# WRITTEN TASK
Find each line with "document" and copy it.

Items from a data source:
########
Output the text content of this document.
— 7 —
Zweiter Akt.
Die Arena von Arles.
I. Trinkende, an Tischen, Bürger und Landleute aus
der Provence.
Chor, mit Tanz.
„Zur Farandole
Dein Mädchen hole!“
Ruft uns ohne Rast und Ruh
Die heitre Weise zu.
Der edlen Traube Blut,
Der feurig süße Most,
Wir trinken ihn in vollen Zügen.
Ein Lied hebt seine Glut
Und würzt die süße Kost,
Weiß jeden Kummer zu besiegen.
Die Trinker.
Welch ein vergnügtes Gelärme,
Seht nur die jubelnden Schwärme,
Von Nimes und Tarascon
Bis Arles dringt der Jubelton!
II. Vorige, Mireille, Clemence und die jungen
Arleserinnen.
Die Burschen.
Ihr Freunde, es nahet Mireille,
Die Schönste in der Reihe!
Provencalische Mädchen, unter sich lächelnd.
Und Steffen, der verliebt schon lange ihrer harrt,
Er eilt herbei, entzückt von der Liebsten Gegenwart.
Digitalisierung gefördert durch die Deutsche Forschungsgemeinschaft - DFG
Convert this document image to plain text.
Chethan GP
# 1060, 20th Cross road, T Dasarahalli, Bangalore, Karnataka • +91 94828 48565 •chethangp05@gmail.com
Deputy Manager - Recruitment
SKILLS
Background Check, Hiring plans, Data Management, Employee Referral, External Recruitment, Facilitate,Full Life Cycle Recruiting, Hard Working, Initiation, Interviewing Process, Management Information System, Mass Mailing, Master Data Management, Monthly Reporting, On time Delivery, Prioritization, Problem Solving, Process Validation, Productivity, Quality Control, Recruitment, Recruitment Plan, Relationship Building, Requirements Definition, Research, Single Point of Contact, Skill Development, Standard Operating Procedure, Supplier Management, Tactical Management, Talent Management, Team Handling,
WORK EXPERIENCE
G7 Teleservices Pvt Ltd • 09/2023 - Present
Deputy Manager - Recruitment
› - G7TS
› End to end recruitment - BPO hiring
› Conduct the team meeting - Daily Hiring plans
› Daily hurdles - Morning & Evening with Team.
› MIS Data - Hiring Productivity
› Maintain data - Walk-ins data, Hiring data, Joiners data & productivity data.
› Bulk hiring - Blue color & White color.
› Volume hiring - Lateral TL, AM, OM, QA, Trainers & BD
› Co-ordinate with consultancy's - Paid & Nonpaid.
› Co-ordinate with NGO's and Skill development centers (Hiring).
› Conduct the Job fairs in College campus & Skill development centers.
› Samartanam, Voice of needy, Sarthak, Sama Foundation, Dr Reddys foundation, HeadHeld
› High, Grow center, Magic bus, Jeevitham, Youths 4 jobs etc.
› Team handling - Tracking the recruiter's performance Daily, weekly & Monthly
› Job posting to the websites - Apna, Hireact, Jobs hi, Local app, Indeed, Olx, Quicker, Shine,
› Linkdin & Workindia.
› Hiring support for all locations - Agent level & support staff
########
# FINISHED EXERCISE
Output the text content of this document.
Convert this document image to plain text.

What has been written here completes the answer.